| Directive |
Every line of the material that follows must be printed again exactly.

[Figure record listings]

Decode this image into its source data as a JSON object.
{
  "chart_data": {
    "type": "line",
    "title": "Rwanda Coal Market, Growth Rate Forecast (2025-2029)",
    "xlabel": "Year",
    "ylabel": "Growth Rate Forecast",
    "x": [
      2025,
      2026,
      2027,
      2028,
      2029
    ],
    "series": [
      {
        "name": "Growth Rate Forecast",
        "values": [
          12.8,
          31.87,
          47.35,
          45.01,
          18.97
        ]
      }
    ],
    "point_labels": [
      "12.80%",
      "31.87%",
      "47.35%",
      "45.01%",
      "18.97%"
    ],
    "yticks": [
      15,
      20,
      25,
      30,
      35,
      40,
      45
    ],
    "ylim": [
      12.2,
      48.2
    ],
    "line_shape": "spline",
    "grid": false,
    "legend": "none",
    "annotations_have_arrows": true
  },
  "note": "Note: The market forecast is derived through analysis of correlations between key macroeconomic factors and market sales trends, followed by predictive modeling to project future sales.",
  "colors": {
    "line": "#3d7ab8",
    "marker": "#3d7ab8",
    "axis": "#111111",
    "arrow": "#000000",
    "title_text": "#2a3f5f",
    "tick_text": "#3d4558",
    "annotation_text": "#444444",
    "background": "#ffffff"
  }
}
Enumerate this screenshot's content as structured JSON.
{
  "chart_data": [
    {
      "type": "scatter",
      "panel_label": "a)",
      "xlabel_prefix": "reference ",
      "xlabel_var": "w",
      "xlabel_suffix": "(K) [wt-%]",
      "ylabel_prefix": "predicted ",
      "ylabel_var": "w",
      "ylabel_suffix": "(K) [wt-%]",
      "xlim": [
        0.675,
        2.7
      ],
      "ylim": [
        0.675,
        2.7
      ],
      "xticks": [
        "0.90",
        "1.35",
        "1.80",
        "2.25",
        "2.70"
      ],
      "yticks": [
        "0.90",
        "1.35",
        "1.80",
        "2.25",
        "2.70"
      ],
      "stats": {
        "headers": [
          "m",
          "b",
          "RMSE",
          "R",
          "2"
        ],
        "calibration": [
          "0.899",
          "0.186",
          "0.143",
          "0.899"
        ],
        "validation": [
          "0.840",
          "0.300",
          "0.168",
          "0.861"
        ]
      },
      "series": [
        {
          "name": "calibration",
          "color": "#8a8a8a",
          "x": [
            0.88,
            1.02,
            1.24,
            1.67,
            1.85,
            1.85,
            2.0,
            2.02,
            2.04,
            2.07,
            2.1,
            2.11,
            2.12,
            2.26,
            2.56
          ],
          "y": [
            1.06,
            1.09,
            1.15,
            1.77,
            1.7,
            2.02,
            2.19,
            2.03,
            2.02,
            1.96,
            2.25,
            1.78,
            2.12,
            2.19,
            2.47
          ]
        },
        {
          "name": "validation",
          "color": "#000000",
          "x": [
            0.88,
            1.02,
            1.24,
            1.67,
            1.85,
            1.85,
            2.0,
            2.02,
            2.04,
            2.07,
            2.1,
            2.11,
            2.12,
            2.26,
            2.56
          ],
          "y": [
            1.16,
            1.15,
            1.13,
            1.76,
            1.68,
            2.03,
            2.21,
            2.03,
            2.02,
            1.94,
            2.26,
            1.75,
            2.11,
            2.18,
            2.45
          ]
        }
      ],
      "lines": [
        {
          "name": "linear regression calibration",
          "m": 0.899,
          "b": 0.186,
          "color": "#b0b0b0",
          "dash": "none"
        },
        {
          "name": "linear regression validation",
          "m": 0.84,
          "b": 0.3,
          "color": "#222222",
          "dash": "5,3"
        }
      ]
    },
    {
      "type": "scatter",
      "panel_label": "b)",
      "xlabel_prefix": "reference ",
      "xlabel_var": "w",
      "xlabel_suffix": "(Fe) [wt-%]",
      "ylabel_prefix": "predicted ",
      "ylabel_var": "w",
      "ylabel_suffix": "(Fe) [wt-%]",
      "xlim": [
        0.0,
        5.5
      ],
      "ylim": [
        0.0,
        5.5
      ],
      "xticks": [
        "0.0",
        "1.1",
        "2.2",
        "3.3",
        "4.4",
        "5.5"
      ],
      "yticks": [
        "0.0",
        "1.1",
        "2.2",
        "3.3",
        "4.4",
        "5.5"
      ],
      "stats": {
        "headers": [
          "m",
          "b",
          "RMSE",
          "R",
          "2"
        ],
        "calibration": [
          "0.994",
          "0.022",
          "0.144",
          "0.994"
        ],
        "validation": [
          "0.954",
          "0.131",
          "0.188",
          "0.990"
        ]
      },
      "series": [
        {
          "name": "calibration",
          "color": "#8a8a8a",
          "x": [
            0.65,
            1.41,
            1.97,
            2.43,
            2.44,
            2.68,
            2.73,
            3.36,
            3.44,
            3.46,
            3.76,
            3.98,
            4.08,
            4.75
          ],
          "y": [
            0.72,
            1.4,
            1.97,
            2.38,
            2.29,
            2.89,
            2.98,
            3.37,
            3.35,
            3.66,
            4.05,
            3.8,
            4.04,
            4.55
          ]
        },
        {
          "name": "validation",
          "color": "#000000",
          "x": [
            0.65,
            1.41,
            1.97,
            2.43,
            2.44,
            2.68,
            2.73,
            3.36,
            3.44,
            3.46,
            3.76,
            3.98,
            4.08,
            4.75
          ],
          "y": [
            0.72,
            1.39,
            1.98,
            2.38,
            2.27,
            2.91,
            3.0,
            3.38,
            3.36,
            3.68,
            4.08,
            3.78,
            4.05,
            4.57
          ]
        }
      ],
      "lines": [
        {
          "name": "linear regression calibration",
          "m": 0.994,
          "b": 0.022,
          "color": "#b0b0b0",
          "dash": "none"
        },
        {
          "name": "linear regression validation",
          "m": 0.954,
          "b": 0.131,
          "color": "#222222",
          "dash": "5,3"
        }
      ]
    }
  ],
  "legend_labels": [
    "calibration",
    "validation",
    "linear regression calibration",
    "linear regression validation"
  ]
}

| Result below |
Decode this image into its source data as a JSON object.
{
  "chart_data": {
    "type": "line",
    "title": "Rwanda Coal Market, Growth Rate Forecast (2025-2029)",
    "xlabel": "Year",
    "ylabel": "Growth Rate Forecast",
    "x": [
      2025,
      2026,
      2027,
      2028,
      2029
    ],
    "series": [
      {
        "name": "Growth Rate Forecast",
        "values": [
          12.8,
          31.87,
          47.35,
          45.01,
          18.97
        ]
      }
    ],
    "point_labels": [
      "12.80%",
      "31.87%",
      "47.35%",
      "45.01%",
      "18.97%"
    ],
    "yticks": [
      15,
      20,
      25,
      30,
      35,
      40,
      45
    ],
    "ylim": [
      12.2,
      48.2
    ],
    "line_shape": "spline",
    "grid": false,
    "legend": "none",
    "annotations_have_arrows": true
  },
  "note": "Note: The market forecast is derived through analysis of correlations between key macroeconomic factors and market sales trends, followed by predictive modeling to project future sales.",
  "colors": {
    "line": "#3d7ab8",
    "marker": "#3d7ab8",
    "axis": "#111111",
    "arrow": "#000000",
    "title_text": "#2a3f5f",
    "tick_text": "#3d4558",
    "annotation_text": "#444444",
    "background": "#ffffff"
  }
}
Enumerate this screenshot's content as structured JSON.
{
  "chart_data": [
    {
      "type": "scatter",
      "panel_label": "a)",
      "xlabel_prefix": "reference ",
      "xlabel_var": "w",
      "xlabel_suffix": "(K) [wt-%]",
      "ylabel_prefix": "predicted ",
      "ylabel_var": "w",
      "ylabel_suffix": "(K) [wt-%]",
      "xlim": [
        0.675,
        2.7
      ],
      "ylim": [
        0.675,
        2.7
      ],
      "xticks": [
        "0.90",
        "1.35",
        "1.80",
        "2.25",
        "2.70"
      ],
      "yticks": [
        "0.90",
        "1.35",
        "1.80",
        "2.25",
        "2.70"
      ],
      "stats": {
        "headers": [
          "m",
          "b",
          "RMSE",
          "R",
          "2"
        ],
        "calibration": [
          "0.899",
          "0.186",
          "0.143",
          "0.899"
        ],
        "validation": [
          "0.840",
          "0.300",
          "0.168",
          "0.861"
        ]
      },
      "series": [
        {
          "name": "calibration",
          "color": "#8a8a8a",
          "x": [
            0.88,
            1.02,
            1.24,
            1.67,
            1.85,
            1.85,
            2.0,
            2.02,
            2.04,
            2.07,
            2.1,
            2.11,
            2.12,
            2.26,
            2.56
          ],
          "y": [
            1.06,
            1.09,
            1.15,
            1.77,
            1.7,
            2.02,
            2.19,
            2.03,
            2.02,
            1.96,
            2.25,
            1.78,
            2.12,
            2.19,
            2.47
          ]
        },
        {
          "name": "validation",
          "color": "#000000",
          "x": [
            0.88,
            1.02,
            1.24,
            1.67,
            1.85,
            1.85,
            2.0,
            2.02,
            2.04,
            2.07,
            2.1,
            2.11,
            2.12,
            2.26,
            2.56
          ],
          "y": [
            1.16,
            1.15,
            1.13,
            1.76,
            1.68,
            2.03,
            2.21,
            2.03,
            2.02,
            1.94,
            2.26,
            1.75,
            2.11,
            2.18,
            2.45
          ]
        }
      ],
      "lines": [
        {
          "name": "linear regression calibration",
          "m": 0.899,
          "b": 0.186,
          "color": "#b0b0b0",
          "dash": "none"
        },
        {
          "name": "linear regression validation",
          "m": 0.84,
          "b": 0.3,
          "color": "#222222",
          "dash": "5,3"
        }
      ]
    },
    {
      "type": "scatter",
      "panel_label": "b)",
      "xlabel_prefix": "reference ",
      "xlabel_var": "w",
      "xlabel_suffix": "(Fe) [wt-%]",
      "ylabel_prefix": "predicted ",
      "ylabel_var": "w",
      "ylabel_suffix": "(Fe) [wt-%]",
      "xlim": [
        0.0,
        5.5
      ],
      "ylim": [
        0.0,
        5.5
      ],
      "xticks": [
        "0.0",
        "1.1",
        "2.2",
        "3.3",
        "4.4",
        "5.5"
      ],
      "yticks": [
        "0.0",
        "1.1",
        "2.2",
        "3.3",
        "4.4",
        "5.5"
      ],
      "stats": {
        "headers": [
          "m",
          "b",
          "RMSE",
          "R",
          "2"
        ],
        "calibration": [
          "0.994",
          "0.022",
          "0.144",
          "0.994"
        ],
        "validation": [
          "0.954",
          "0.131",
          "0.188",
          "0.990"
        ]
      },
      "series": [
        {
          "name": "calibration",
          "color": "#8a8a8a",
          "x": [
            0.65,
            1.41,
            1.97,
            2.43,
            2.44,
            2.68,
            2.73,
            3.36,
            3.44,
            3.46,
            3.76,
            3.98,
            4.08,
            4.75
          ],
          "y": [
            0.72,
            1.4,
            1.97,
            2.38,
            2.29,
            2.89,
            2.98,
            3.37,
            3.35,
            3.66,
            4.05,
            3.8,
            4.04,
            4.55
          ]
        },
        {
          "name": "validation",
          "color": "#000000",
          "x": [
            0.65,
            1.41,
            1.97,
            2.43,
            2.44,
            2.68,
            2.73,
            3.36,
            3.44,
            3.46,
            3.76,
            3.98,
            4.08,
            4.75
          ],
          "y": [
            0.72,
            1.39,
            1.98,
            2.38,
            2.27,
            2.91,
            3.0,
            3.38,
            3.36,
            3.68,
            4.08,
            3.78,
            4.05,
            4.57
          ]
        }
      ],
      "lines": [
        {
          "name": "linear regression calibration",
          "m": 0.994,
          "b": 0.022,
          "color": "#b0b0b0",
          "dash": "none"
        },
        {
          "name": "linear regression validation",
          "m": 0.954,
          "b": 0.131,
          "color": "#222222",
          "dash": "5,3"
        }
      ]
    }
  ],
  "legend_labels": [
    "calibration",
    "validation",
    "linear regression calibration",
    "linear regression validation"
  ]
}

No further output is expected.